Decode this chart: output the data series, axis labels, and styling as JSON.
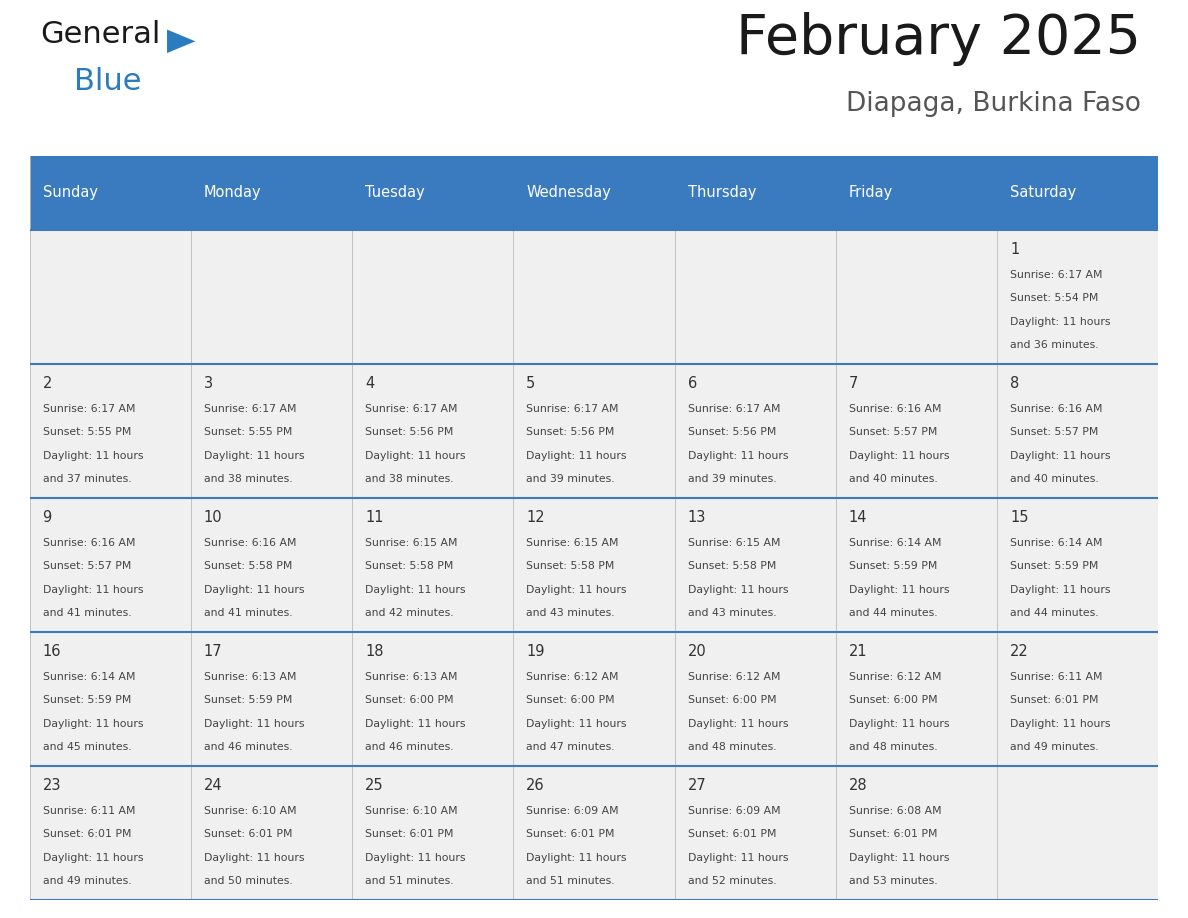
{
  "title": "February 2025",
  "subtitle": "Diapaga, Burkina Faso",
  "header_bg": "#3a7bbf",
  "header_text": "#ffffff",
  "cell_bg": "#f0f0f0",
  "border_color": "#3a7bbf",
  "text_color": "#444444",
  "day_num_color": "#333333",
  "day_names": [
    "Sunday",
    "Monday",
    "Tuesday",
    "Wednesday",
    "Thursday",
    "Friday",
    "Saturday"
  ],
  "days": [
    {
      "day": 1,
      "col": 6,
      "row": 0,
      "sunrise": "6:17 AM",
      "sunset": "5:54 PM",
      "daylight": "11 hours and 36 minutes."
    },
    {
      "day": 2,
      "col": 0,
      "row": 1,
      "sunrise": "6:17 AM",
      "sunset": "5:55 PM",
      "daylight": "11 hours and 37 minutes."
    },
    {
      "day": 3,
      "col": 1,
      "row": 1,
      "sunrise": "6:17 AM",
      "sunset": "5:55 PM",
      "daylight": "11 hours and 38 minutes."
    },
    {
      "day": 4,
      "col": 2,
      "row": 1,
      "sunrise": "6:17 AM",
      "sunset": "5:56 PM",
      "daylight": "11 hours and 38 minutes."
    },
    {
      "day": 5,
      "col": 3,
      "row": 1,
      "sunrise": "6:17 AM",
      "sunset": "5:56 PM",
      "daylight": "11 hours and 39 minutes."
    },
    {
      "day": 6,
      "col": 4,
      "row": 1,
      "sunrise": "6:17 AM",
      "sunset": "5:56 PM",
      "daylight": "11 hours and 39 minutes."
    },
    {
      "day": 7,
      "col": 5,
      "row": 1,
      "sunrise": "6:16 AM",
      "sunset": "5:57 PM",
      "daylight": "11 hours and 40 minutes."
    },
    {
      "day": 8,
      "col": 6,
      "row": 1,
      "sunrise": "6:16 AM",
      "sunset": "5:57 PM",
      "daylight": "11 hours and 40 minutes."
    },
    {
      "day": 9,
      "col": 0,
      "row": 2,
      "sunrise": "6:16 AM",
      "sunset": "5:57 PM",
      "daylight": "11 hours and 41 minutes."
    },
    {
      "day": 10,
      "col": 1,
      "row": 2,
      "sunrise": "6:16 AM",
      "sunset": "5:58 PM",
      "daylight": "11 hours and 41 minutes."
    },
    {
      "day": 11,
      "col": 2,
      "row": 2,
      "sunrise": "6:15 AM",
      "sunset": "5:58 PM",
      "daylight": "11 hours and 42 minutes."
    },
    {
      "day": 12,
      "col": 3,
      "row": 2,
      "sunrise": "6:15 AM",
      "sunset": "5:58 PM",
      "daylight": "11 hours and 43 minutes."
    },
    {
      "day": 13,
      "col": 4,
      "row": 2,
      "sunrise": "6:15 AM",
      "sunset": "5:58 PM",
      "daylight": "11 hours and 43 minutes."
    },
    {
      "day": 14,
      "col": 5,
      "row": 2,
      "sunrise": "6:14 AM",
      "sunset": "5:59 PM",
      "daylight": "11 hours and 44 minutes."
    },
    {
      "day": 15,
      "col": 6,
      "row": 2,
      "sunrise": "6:14 AM",
      "sunset": "5:59 PM",
      "daylight": "11 hours and 44 minutes."
    },
    {
      "day": 16,
      "col": 0,
      "row": 3,
      "sunrise": "6:14 AM",
      "sunset": "5:59 PM",
      "daylight": "11 hours and 45 minutes."
    },
    {
      "day": 17,
      "col": 1,
      "row": 3,
      "sunrise": "6:13 AM",
      "sunset": "5:59 PM",
      "daylight": "11 hours and 46 minutes."
    },
    {
      "day": 18,
      "col": 2,
      "row": 3,
      "sunrise": "6:13 AM",
      "sunset": "6:00 PM",
      "daylight": "11 hours and 46 minutes."
    },
    {
      "day": 19,
      "col": 3,
      "row": 3,
      "sunrise": "6:12 AM",
      "sunset": "6:00 PM",
      "daylight": "11 hours and 47 minutes."
    },
    {
      "day": 20,
      "col": 4,
      "row": 3,
      "sunrise": "6:12 AM",
      "sunset": "6:00 PM",
      "daylight": "11 hours and 48 minutes."
    },
    {
      "day": 21,
      "col": 5,
      "row": 3,
      "sunrise": "6:12 AM",
      "sunset": "6:00 PM",
      "daylight": "11 hours and 48 minutes."
    },
    {
      "day": 22,
      "col": 6,
      "row": 3,
      "sunrise": "6:11 AM",
      "sunset": "6:01 PM",
      "daylight": "11 hours and 49 minutes."
    },
    {
      "day": 23,
      "col": 0,
      "row": 4,
      "sunrise": "6:11 AM",
      "sunset": "6:01 PM",
      "daylight": "11 hours and 49 minutes."
    },
    {
      "day": 24,
      "col": 1,
      "row": 4,
      "sunrise": "6:10 AM",
      "sunset": "6:01 PM",
      "daylight": "11 hours and 50 minutes."
    },
    {
      "day": 25,
      "col": 2,
      "row": 4,
      "sunrise": "6:10 AM",
      "sunset": "6:01 PM",
      "daylight": "11 hours and 51 minutes."
    },
    {
      "day": 26,
      "col": 3,
      "row": 4,
      "sunrise": "6:09 AM",
      "sunset": "6:01 PM",
      "daylight": "11 hours and 51 minutes."
    },
    {
      "day": 27,
      "col": 4,
      "row": 4,
      "sunrise": "6:09 AM",
      "sunset": "6:01 PM",
      "daylight": "11 hours and 52 minutes."
    },
    {
      "day": 28,
      "col": 5,
      "row": 4,
      "sunrise": "6:08 AM",
      "sunset": "6:01 PM",
      "daylight": "11 hours and 53 minutes."
    }
  ],
  "num_rows": 5
}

◆ ◆ ◆ ◆ ◆ ◆ ◆

* **The problem**
From the entries above, output every line exactly and omit any image.

* **Task answer**
Decode this chart: output the data series, axis labels, and styling as JSON.
{
  "title": "February 2025",
  "subtitle": "Diapaga, Burkina Faso",
  "header_bg": "#3a7bbf",
  "header_text": "#ffffff",
  "cell_bg": "#f0f0f0",
  "border_color": "#3a7bbf",
  "text_color": "#444444",
  "day_num_color": "#333333",
  "day_names": [
    "Sunday",
    "Monday",
    "Tuesday",
    "Wednesday",
    "Thursday",
    "Friday",
    "Saturday"
  ],
  "days": [
    {
      "day": 1,
      "col": 6,
      "row": 0,
      "sunrise": "6:17 AM",
      "sunset": "5:54 PM",
      "daylight": "11 hours and 36 minutes."
    },
    {
      "day": 2,
      "col": 0,
      "row": 1,
      "sunrise": "6:17 AM",
      "sunset": "5:55 PM",
      "daylight": "11 hours and 37 minutes."
    },
    {
      "day": 3,
      "col": 1,
      "row": 1,
      "sunrise": "6:17 AM",
      "sunset": "5:55 PM",
      "daylight": "11 hours and 38 minutes."
    },
    {
      "day": 4,
      "col": 2,
      "row": 1,
      "sunrise": "6:17 AM",
      "sunset": "5:56 PM",
      "daylight": "11 hours and 38 minutes."
    },
    {
      "day": 5,
      "col": 3,
      "row": 1,
      "sunrise": "6:17 AM",
      "sunset": "5:56 PM",
      "daylight": "11 hours and 39 minutes."
    },
    {
      "day": 6,
      "col": 4,
      "row": 1,
      "sunrise": "6:17 AM",
      "sunset": "5:56 PM",
      "daylight": "11 hours and 39 minutes."
    },
    {
      "day": 7,
      "col": 5,
      "row": 1,
      "sunrise": "6:16 AM",
      "sunset": "5:57 PM",
      "daylight": "11 hours and 40 minutes."
    },
    {
      "day": 8,
      "col": 6,
      "row": 1,
      "sunrise": "6:16 AM",
      "sunset": "5:57 PM",
      "daylight": "11 hours and 40 minutes."
    },
    {
      "day": 9,
      "col": 0,
      "row": 2,
      "sunrise": "6:16 AM",
      "sunset": "5:57 PM",
      "daylight": "11 hours and 41 minutes."
    },
    {
      "day": 10,
      "col": 1,
      "row": 2,
      "sunrise": "6:16 AM",
      "sunset": "5:58 PM",
      "daylight": "11 hours and 41 minutes."
    },
    {
      "day": 11,
      "col": 2,
      "row": 2,
      "sunrise": "6:15 AM",
      "sunset": "5:58 PM",
      "daylight": "11 hours and 42 minutes."
    },
    {
      "day": 12,
      "col": 3,
      "row": 2,
      "sunrise": "6:15 AM",
      "sunset": "5:58 PM",
      "daylight": "11 hours and 43 minutes."
    },
    {
      "day": 13,
      "col": 4,
      "row": 2,
      "sunrise": "6:15 AM",
      "sunset": "5:58 PM",
      "daylight": "11 hours and 43 minutes."
    },
    {
      "day": 14,
      "col": 5,
      "row": 2,
      "sunrise": "6:14 AM",
      "sunset": "5:59 PM",
      "daylight": "11 hours and 44 minutes."
    },
    {
      "day": 15,
      "col": 6,
      "row": 2,
      "sunrise": "6:14 AM",
      "sunset": "5:59 PM",
      "daylight": "11 hours and 44 minutes."
    },
    {
      "day": 16,
      "col": 0,
      "row": 3,
      "sunrise": "6:14 AM",
      "sunset": "5:59 PM",
      "daylight": "11 hours and 45 minutes."
    },
    {
      "day": 17,
      "col": 1,
      "row": 3,
      "sunrise": "6:13 AM",
      "sunset": "5:59 PM",
      "daylight": "11 hours and 46 minutes."
    },
    {
      "day": 18,
      "col": 2,
      "row": 3,
      "sunrise": "6:13 AM",
      "sunset": "6:00 PM",
      "daylight": "11 hours and 46 minutes."
    },
    {
      "day": 19,
      "col": 3,
      "row": 3,
      "sunrise": "6:12 AM",
      "sunset": "6:00 PM",
      "daylight": "11 hours and 47 minutes."
    },
    {
      "day": 20,
      "col": 4,
      "row": 3,
      "sunrise": "6:12 AM",
      "sunset": "6:00 PM",
      "daylight": "11 hours and 48 minutes."
    },
    {
      "day": 21,
      "col": 5,
      "row": 3,
      "sunrise": "6:12 AM",
      "sunset": "6:00 PM",
      "daylight": "11 hours and 48 minutes."
    },
    {
      "day": 22,
      "col": 6,
      "row": 3,
      "sunrise": "6:11 AM",
      "sunset": "6:01 PM",
      "daylight": "11 hours and 49 minutes."
    },
    {
      "day": 23,
      "col": 0,
      "row": 4,
      "sunrise": "6:11 AM",
      "sunset": "6:01 PM",
      "daylight": "11 hours and 49 minutes."
    },
    {
      "day": 24,
      "col": 1,
      "row": 4,
      "sunrise": "6:10 AM",
      "sunset": "6:01 PM",
      "daylight": "11 hours and 50 minutes."
    },
    {
      "day": 25,
      "col": 2,
      "row": 4,
      "sunrise": "6:10 AM",
      "sunset": "6:01 PM",
      "daylight": "11 hours and 51 minutes."
    },
    {
      "day": 26,
      "col": 3,
      "row": 4,
      "sunrise": "6:09 AM",
      "sunset": "6:01 PM",
      "daylight": "11 hours and 51 minutes."
    },
    {
      "day": 27,
      "col": 4,
      "row": 4,
      "sunrise": "6:09 AM",
      "sunset": "6:01 PM",
      "daylight": "11 hours and 52 minutes."
    },
    {
      "day": 28,
      "col": 5,
      "row": 4,
      "sunrise": "6:08 AM",
      "sunset": "6:01 PM",
      "daylight": "11 hours and 53 minutes."
    }
  ],
  "num_rows": 5
}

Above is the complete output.